- [Supplied records]
---
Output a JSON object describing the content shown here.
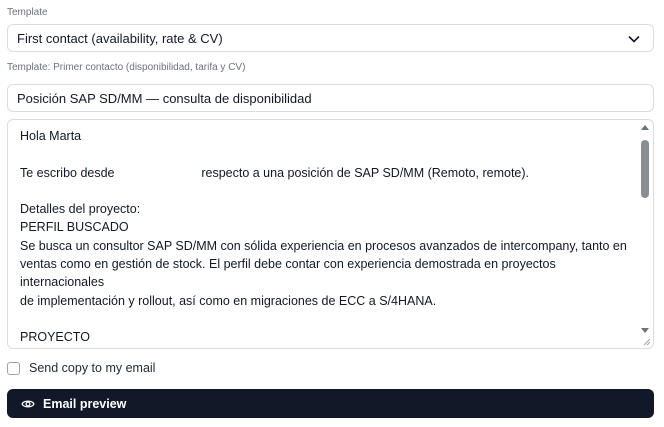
{
  "template": {
    "label": "Template",
    "selected": "First contact (availability, rate & CV)",
    "caption": "Template: Primer contacto (disponibilidad, tarifa y CV)"
  },
  "subject": {
    "value": "Posición SAP SD/MM — consulta de disponibilidad"
  },
  "body": {
    "text": "Hola Marta\n\nTe escribo desde                         respecto a una posición de SAP SD/MM (Remoto, remote).\n\nDetalles del proyecto:\nPERFIL BUSCADO\nSe busca un consultor SAP SD/MM con sólida experiencia en procesos avanzados de intercompany, tanto en\nventas como en gestión de stock. El perfil debe contar con experiencia demostrada en proyectos internacionales\nde implementación y rollout, así como en migraciones de ECC a S/4HANA.\n\nPROYECTO\nEl consultor se incorporará a un proyecto de transformación SAP con el cliente, cuyo objetivo principal es la"
  },
  "send_copy": {
    "label": "Send copy to my email",
    "checked": false
  },
  "preview_button": {
    "label": "Email preview",
    "icon": "eye-icon"
  },
  "colors": {
    "button_bg": "#111827",
    "border": "#d9dde3",
    "caption": "#6b7280"
  }
}
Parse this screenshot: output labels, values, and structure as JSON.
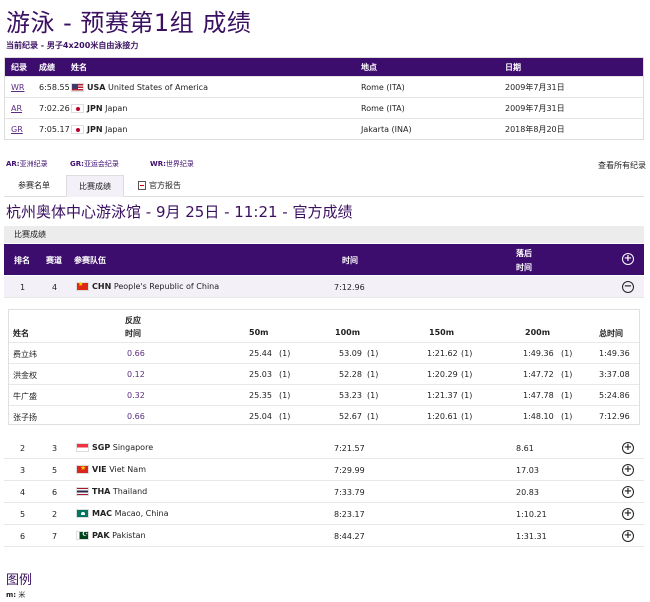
---
- [Objective]
Reproduce the whole listing exactly, but not the images in it.

- [Written solution]
Output a JSON object describing the content shown here.
{
  "template": {
    "label": "Template",
    "selected": "First contact (availability, rate & CV)",
    "caption": "Template: Primer contacto (disponibilidad, tarifa y CV)"
  },
  "subject": {
    "value": "Posición SAP SD/MM — consulta de disponibilidad"
  },
  "body": {
    "text": "Hola Marta\n\nTe escribo desde                         respecto a una posición de SAP SD/MM (Remoto, remote).\n\nDetalles del proyecto:\nPERFIL BUSCADO\nSe busca un consultor SAP SD/MM con sólida experiencia en procesos avanzados de intercompany, tanto en\nventas como en gestión de stock. El perfil debe contar con experiencia demostrada en proyectos internacionales\nde implementación y rollout, así como en migraciones de ECC a S/4HANA.\n\nPROYECTO\nEl consultor se incorporará a un proyecto de transformación SAP con el cliente, cuyo objetivo principal es la"
  },
  "send_copy": {
    "label": "Send copy to my email",
    "checked": false
  },
  "preview_button": {
    "label": "Email preview",
    "icon": "eye-icon"
  },
  "colors": {
    "button_bg": "#111827",
    "border": "#d9dde3",
    "caption": "#6b7280"
  }
}
Parse this screenshot: output labels, values, and structure as JSON.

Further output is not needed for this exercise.